[What the exercise asks]:
Write the entries out again exactly as they stand, but without the pictures.

[Data lines]:
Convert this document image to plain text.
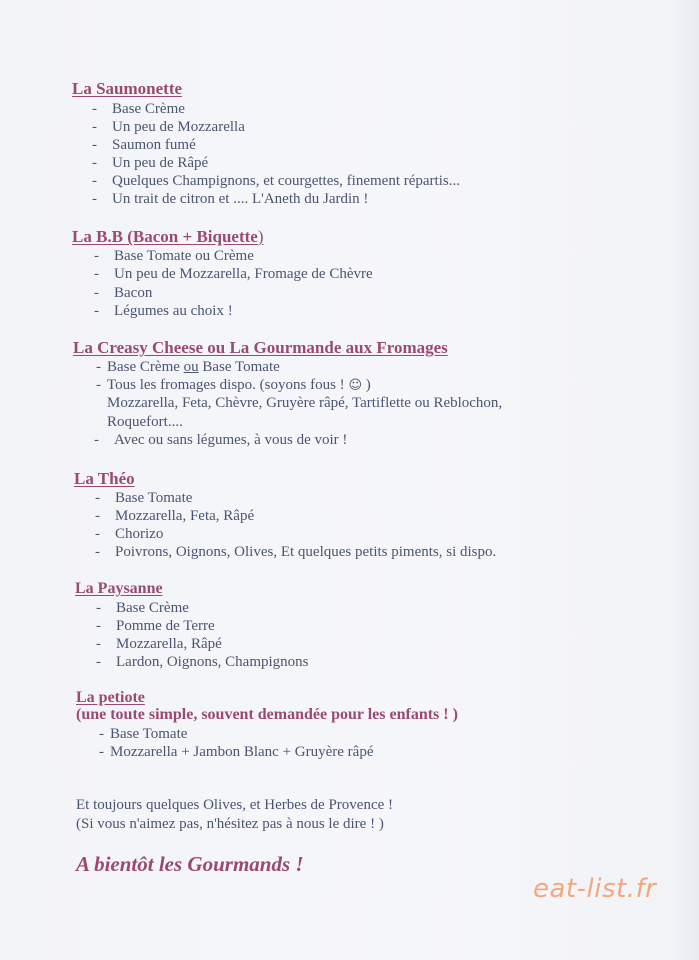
La Saumonette
- Base Crème
- Un peu de Mozzarella
- Saumon fumé
- Un peu de Râpé
- Quelques Champignons, et courgettes, finement répartis...
- Un trait de citron et .... L'Aneth du Jardin !
La B.B (Bacon + Biquette)
- Base Tomate ou Crème
- Un peu de Mozzarella, Fromage de Chèvre
- Bacon
- Légumes au choix !
La Creasy Cheese ou La Gourmande aux Fromages
- Base Crème ou Base Tomate
- Tous les fromages dispo. (soyons fous ! ☺ )
Mozzarella, Feta, Chèvre, Gruyère râpé, Tartiflette ou Reblochon,
Roquefort....
- Avec ou sans légumes, à vous de voir !
La Théo
- Base Tomate
- Mozzarella, Feta, Râpé
- Chorizo
- Poivrons, Oignons, Olives, Et quelques petits piments, si dispo.
La Paysanne
- Base Crème
- Pomme de Terre
- Mozzarella, Râpé
- Lardon, Oignons, Champignons
La petiote
(une toute simple, souvent demandée pour les enfants ! )
- Base Tomate
- Mozzarella + Jambon Blanc + Gruyère râpé
Et toujours quelques Olives, et Herbes de Provence !
(Si vous n'aimez pas, n'hésitez pas à nous le dire ! )
A bientôt les Gourmands !
eat-list.fr
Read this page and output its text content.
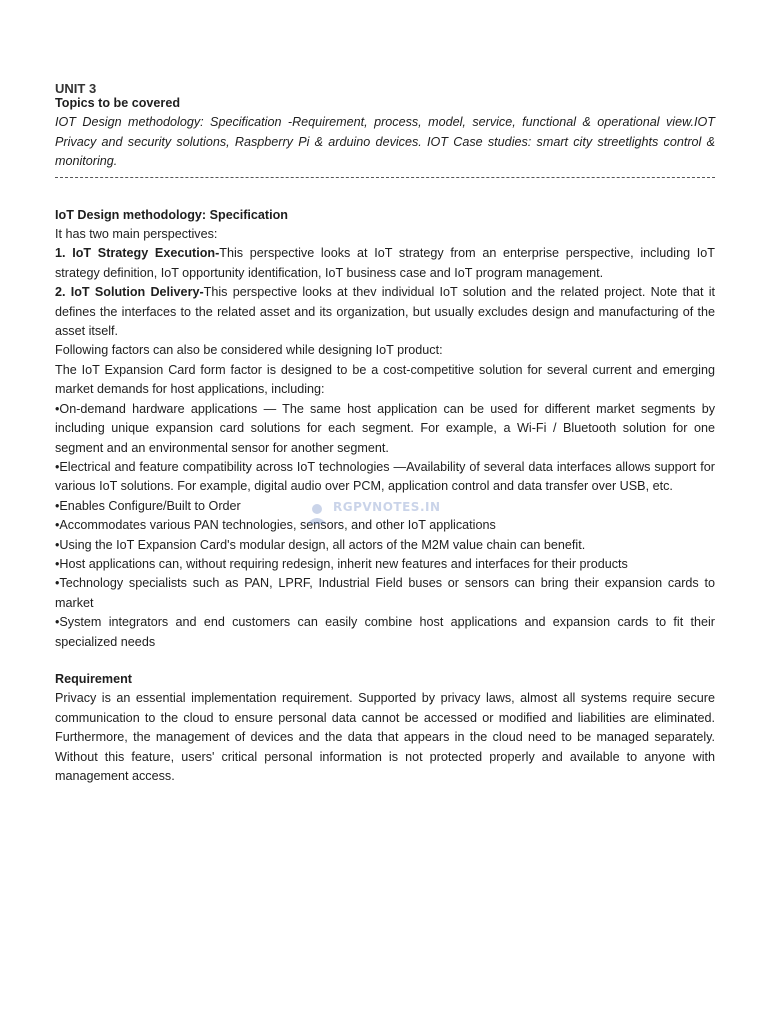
UNIT 3

Topics to be covered

IOT Design methodology: Specification -Requirement, process, model, service, functional & operational view.IOT Privacy and security solutions, Raspberry Pi & arduino devices. IOT Case studies: smart city streetlights control & monitoring.

IoT Design methodology: Specification

It has two main perspectives:

1. IoT Strategy Execution-This perspective looks at IoT strategy from an enterprise perspective, including IoT strategy definition, IoT opportunity identification, IoT business case and IoT program management.

2. IoT Solution Delivery-This perspective looks at thev individual IoT solution and the related project. Note that it defines the interfaces to the related asset and its organization, but usually excludes design and manufacturing of the asset itself.

Following factors can also be considered while designing IoT product:

The IoT Expansion Card form factor is designed to be a cost-competitive solution for several current and emerging market demands for host applications, including:

•On-demand hardware applications — The same host application can be used for different market segments by including unique expansion card solutions for each segment. For example, a Wi-Fi / Bluetooth solution for one segment and an environmental sensor for another segment.

•Electrical and feature compatibility across IoT technologies —Availability of several data interfaces allows support for various IoT solutions. For example, digital audio over PCM, application control and data transfer over USB, etc.

•Enables Configure/Built to Order

•Accommodates various PAN technologies, sensors, and other IoT applications

•Using the IoT Expansion Card's modular design, all actors of the M2M value chain can benefit.

•Host applications can, without requiring redesign, inherit new features and interfaces for their products

•Technology specialists such as PAN, LPRF, Industrial Field buses or sensors can bring their expansion cards to market

•System integrators and end customers can easily combine host applications and expansion cards to fit their specialized needs

Requirement

Privacy is an essential implementation requirement. Supported by privacy laws, almost all systems require secure communication to the cloud to ensure personal data cannot be accessed or modified and liabilities are eliminated. Furthermore, the management of devices and the data that appears in the cloud need to be managed separately. Without this feature, users' critical personal information is not protected properly and available to anyone with management access.

RGPVNOTES.IN
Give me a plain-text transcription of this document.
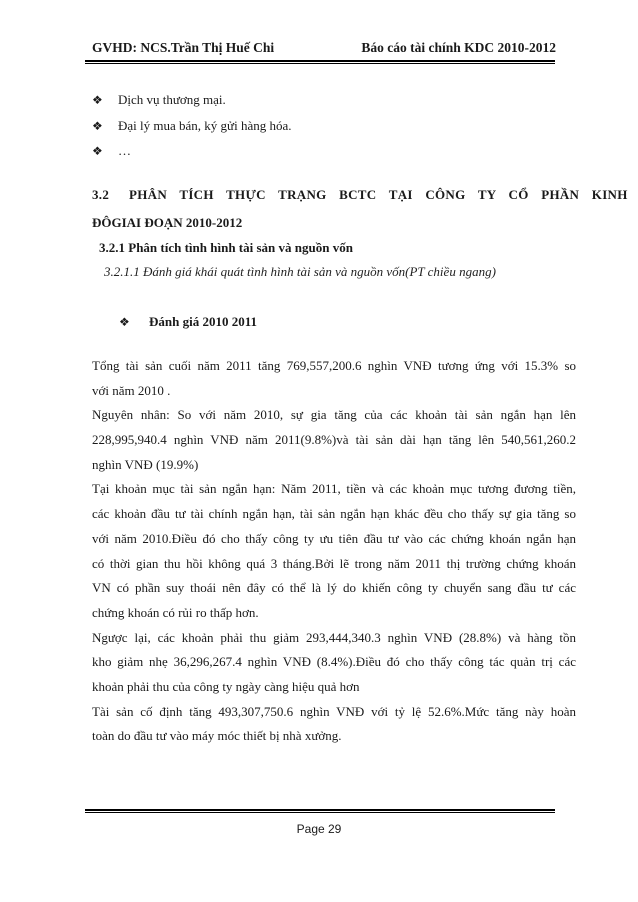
GVHD: NCS.Trần Thị Huế Chi	Báo cáo tài chính KDC 2010-2012
❖ Dịch vụ thương mại.
❖ Đại lý mua bán, ký gửi hàng hóa.
❖ …
3.2 PHÂN TÍCH THỰC TRẠNG BCTC TẠI CÔNG TY CỔ PHẦN KINH
ĐÔGIAI ĐOẠN 2010-2012
3.2.1 Phân tích tình hình tài sản và nguồn vốn
3.2.1.1 Đánh giá khái quát tình hình tài sản và nguồn vốn(PT chiều ngang)
❖ Đánh giá 2010 2011
Tổng tài sản cuối năm 2011 tăng 769,557,200.6 nghìn VNĐ tương ứng với 15.3% so
với năm 2010 .
Nguyên nhân: So với năm 2010, sự gia tăng của các khoản tài sản ngắn hạn lên
228,995,940.4 nghìn VNĐ năm 2011(9.8%)và tài sản dài hạn tăng lên 540,561,260.2
nghìn VNĐ (19.9%)
Tại khoản mục tài sản ngắn hạn: Năm 2011, tiền và các khoản mục tương đương tiền,
các khoản đầu tư tài chính ngắn hạn, tài sản ngắn hạn khác đều cho thấy sự gia tăng so
với năm 2010.Điều đó cho thấy công ty ưu tiên đầu tư vào các chứng khoán ngắn hạn
có thời gian thu hồi không quá 3 tháng.Bởi lẽ trong năm 2011 thị trường chứng khoán
VN có phần suy thoái nên đây có thể là lý do khiến công ty chuyển sang đầu tư các
chứng khoán có rủi ro thấp hơn.
Ngược lại, các khoản phải thu giảm 293,444,340.3 nghìn VNĐ (28.8%) và hàng tồn
kho giảm nhẹ 36,296,267.4 nghìn VNĐ (8.4%).Điều đó cho thấy công tác quản trị các
khoản phải thu của công ty ngày càng hiệu quả hơn
Tài sản cố định tăng 493,307,750.6 nghìn VNĐ với tỷ lệ 52.6%.Mức tăng này hoàn
toàn do đầu tư vào máy móc thiết bị nhà xưởng.
Page 29
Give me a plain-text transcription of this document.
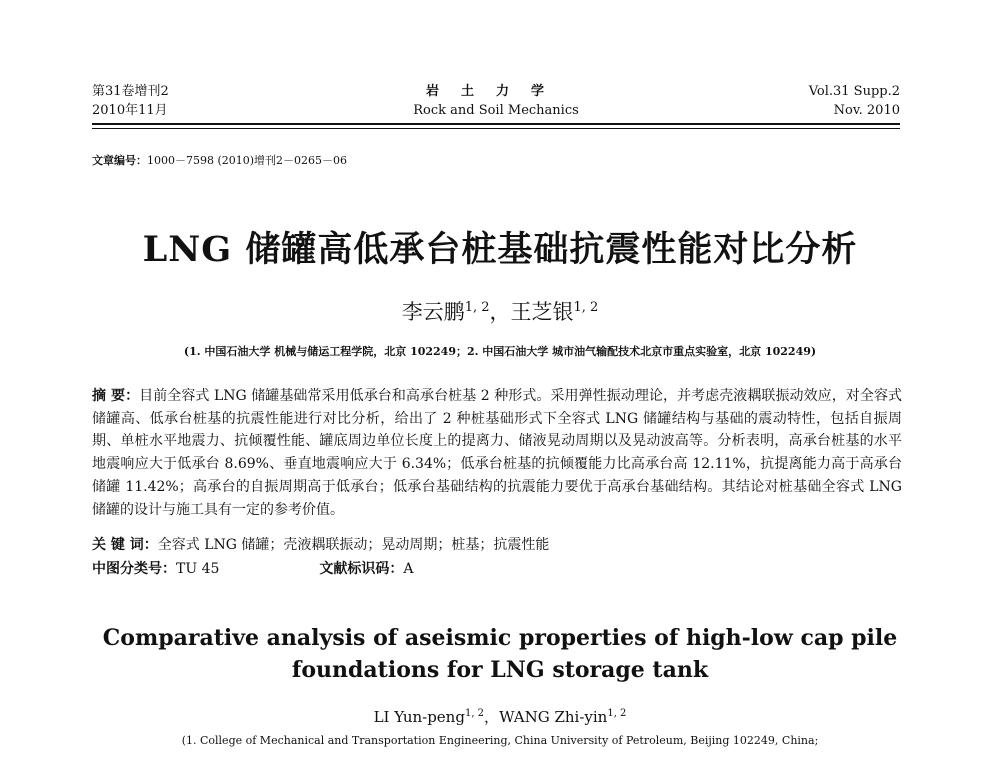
第31卷增刊2
2010年11月
岩土力学
Rock and Soil Mechanics
Vol.31 Supp.2
Nov. 2010
文章编号：1000－7598 (2010)增刊2－0265－06
LNG 储罐高低承台桩基础抗震性能对比分析
李云鹏$^{1, 2}$，王芝银$^{1, 2}$
(1. 中国石油大学 机械与储运工程学院，北京 102249；2. 中国石油大学 城市油气输配技术北京市重点实验室，北京 102249)
摘 要：目前全容式 LNG 储罐基础常采用低承台和高承台桩基 2 种形式。采用弹性振动理论，并考虑壳液耦联振动效应，对全容式储罐高、低承台桩基的抗震性能进行对比分析，给出了 2 种桩基础形式下全容式 LNG 储罐结构与基础的震动特性，包括自振周期、单桩水平地震力、抗倾覆性能、罐底周边单位长度上的提离力、储液晃动周期以及晃动波高等。分析表明，高承台桩基的水平地震响应大于低承台 8.69%、垂直地震响应大于 6.34%；低承台桩基的抗倾覆能力比高承台高 12.11%，抗提离能力高于高承台储罐 11.42%；高承台的自振周期高于低承台；低承台基础结构的抗震能力要优于高承台基础结构。其结论对桩基础全容式 LNG 储罐的设计与施工具有一定的参考价值。
关 键 词：全容式 LNG 储罐；壳液耦联振动；晃动周期；桩基；抗震性能
中图分类号：TU 45	文献标识码：A
Comparative analysis of aseismic properties of high-low cap pile foundations for LNG storage tank
LI Yun-peng$^{1, 2}$，WANG Zhi-yin$^{1, 2}$
(1. College of Mechanical and Transportation Engineering, China University of Petroleum, Beijing 102249, China;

[Solution to the problem]:
Convert this document image to plain text.
La Saumonette
- Base Crème
- Un peu de Mozzarella
- Saumon fumé
- Un peu de Râpé
- Quelques Champignons, et courgettes, finement répartis...
- Un trait de citron et .... L'Aneth du Jardin !
La B.B (Bacon + Biquette)
- Base Tomate ou Crème
- Un peu de Mozzarella, Fromage de Chèvre
- Bacon
- Légumes au choix !
La Creasy Cheese ou La Gourmande aux Fromages
- Base Crème ou Base Tomate
- Tous les fromages dispo. (soyons fous ! ☺ )
Mozzarella, Feta, Chèvre, Gruyère râpé, Tartiflette ou Reblochon,
Roquefort....
- Avec ou sans légumes, à vous de voir !
La Théo
- Base Tomate
- Mozzarella, Feta, Râpé
- Chorizo
- Poivrons, Oignons, Olives, Et quelques petits piments, si dispo.
La Paysanne
- Base Crème
- Pomme de Terre
- Mozzarella, Râpé
- Lardon, Oignons, Champignons
La petiote
(une toute simple, souvent demandée pour les enfants ! )
- Base Tomate
- Mozzarella + Jambon Blanc + Gruyère râpé
Et toujours quelques Olives, et Herbes de Provence !
(Si vous n'aimez pas, n'hésitez pas à nous le dire ! )
A bientôt les Gourmands !
eat-list.fr
Read this page and output its text content.
UNIT 3

Topics to be covered

IOT Design methodology: Specification -Requirement, process, model, service, functional & operational view.IOT Privacy and security solutions, Raspberry Pi & arduino devices. IOT Case studies: smart city streetlights control & monitoring.

IoT Design methodology: Specification

It has two main perspectives:

1. IoT Strategy Execution-This perspective looks at IoT strategy from an enterprise perspective, including IoT strategy definition, IoT opportunity identification, IoT business case and IoT program management.

2. IoT Solution Delivery-This perspective looks at thev individual IoT solution and the related project. Note that it defines the interfaces to the related asset and its organization, but usually excludes design and manufacturing of the asset itself.

Following factors can also be considered while designing IoT product:

The IoT Expansion Card form factor is designed to be a cost-competitive solution for several current and emerging market demands for host applications, including:

•On-demand hardware applications — The same host application can be used for different market segments by including unique expansion card solutions for each segment. For example, a Wi-Fi / Bluetooth solution for one segment and an environmental sensor for another segment.

•Electrical and feature compatibility across IoT technologies —Availability of several data interfaces allows support for various IoT solutions. For example, digital audio over PCM, application control and data transfer over USB, etc.

•Enables Configure/Built to Order

•Accommodates various PAN technologies, sensors, and other IoT applications

•Using the IoT Expansion Card's modular design, all actors of the M2M value chain can benefit.

•Host applications can, without requiring redesign, inherit new features and interfaces for their products

•Technology specialists such as PAN, LPRF, Industrial Field buses or sensors can bring their expansion cards to market

•System integrators and end customers can easily combine host applications and expansion cards to fit their specialized needs

Requirement

Privacy is an essential implementation requirement. Supported by privacy laws, almost all systems require secure communication to the cloud to ensure personal data cannot be accessed or modified and liabilities are eliminated. Furthermore, the management of devices and the data that appears in the cloud need to be managed separately. Without this feature, users' critical personal information is not protected properly and available to anyone with management access.

RGPVNOTES.IN
Give me a plain-text transcription of this document.
GVHD: NCS.Trần Thị Huế Chi	Báo cáo tài chính KDC 2010-2012
❖ Dịch vụ thương mại.
❖ Đại lý mua bán, ký gửi hàng hóa.
❖ …
3.2 PHÂN TÍCH THỰC TRẠNG BCTC TẠI CÔNG TY CỔ PHẦN KINH
ĐÔGIAI ĐOẠN 2010-2012
3.2.1 Phân tích tình hình tài sản và nguồn vốn
3.2.1.1 Đánh giá khái quát tình hình tài sản và nguồn vốn(PT chiều ngang)
❖ Đánh giá 2010 2011
Tổng tài sản cuối năm 2011 tăng 769,557,200.6 nghìn VNĐ tương ứng với 15.3% so
với năm 2010 .
Nguyên nhân: So với năm 2010, sự gia tăng của các khoản tài sản ngắn hạn lên
228,995,940.4 nghìn VNĐ năm 2011(9.8%)và tài sản dài hạn tăng lên 540,561,260.2
nghìn VNĐ (19.9%)
Tại khoản mục tài sản ngắn hạn: Năm 2011, tiền và các khoản mục tương đương tiền,
các khoản đầu tư tài chính ngắn hạn, tài sản ngắn hạn khác đều cho thấy sự gia tăng so
với năm 2010.Điều đó cho thấy công ty ưu tiên đầu tư vào các chứng khoán ngắn hạn
có thời gian thu hồi không quá 3 tháng.Bởi lẽ trong năm 2011 thị trường chứng khoán
VN có phần suy thoái nên đây có thể là lý do khiến công ty chuyển sang đầu tư các
chứng khoán có rủi ro thấp hơn.
Ngược lại, các khoản phải thu giảm 293,444,340.3 nghìn VNĐ (28.8%) và hàng tồn
kho giảm nhẹ 36,296,267.4 nghìn VNĐ (8.4%).Điều đó cho thấy công tác quản trị các
khoản phải thu của công ty ngày càng hiệu quả hơn
Tài sản cố định tăng 493,307,750.6 nghìn VNĐ với tỷ lệ 52.6%.Mức tăng này hoàn
toàn do đầu tư vào máy móc thiết bị nhà xưởng.
Page 29
Give me a plain-text transcription of this document.
第31卷增刊2
2010年11月
岩土力学
Rock and Soil Mechanics
Vol.31 Supp.2
Nov. 2010
文章编号：1000－7598 (2010)增刊2－0265－06
LNG 储罐高低承台桩基础抗震性能对比分析
李云鹏$^{1, 2}$，王芝银$^{1, 2}$
(1. 中国石油大学 机械与储运工程学院，北京 102249；2. 中国石油大学 城市油气输配技术北京市重点实验室，北京 102249)
摘 要：目前全容式 LNG 储罐基础常采用低承台和高承台桩基 2 种形式。采用弹性振动理论，并考虑壳液耦联振动效应，对全容式储罐高、低承台桩基的抗震性能进行对比分析，给出了 2 种桩基础形式下全容式 LNG 储罐结构与基础的震动特性，包括自振周期、单桩水平地震力、抗倾覆性能、罐底周边单位长度上的提离力、储液晃动周期以及晃动波高等。分析表明，高承台桩基的水平地震响应大于低承台 8.69%、垂直地震响应大于 6.34%；低承台桩基的抗倾覆能力比高承台高 12.11%，抗提离能力高于高承台储罐 11.42%；高承台的自振周期高于低承台；低承台基础结构的抗震能力要优于高承台基础结构。其结论对桩基础全容式 LNG 储罐的设计与施工具有一定的参考价值。
关 键 词：全容式 LNG 储罐；壳液耦联振动；晃动周期；桩基；抗震性能
中图分类号：TU 45	文献标识码：A
Comparative analysis of aseismic properties of high-low cap pile foundations for LNG storage tank
LI Yun-peng$^{1, 2}$，WANG Zhi-yin$^{1, 2}$
(1. College of Mechanical and Transportation Engineering, China University of Petroleum, Beijing 102249, China;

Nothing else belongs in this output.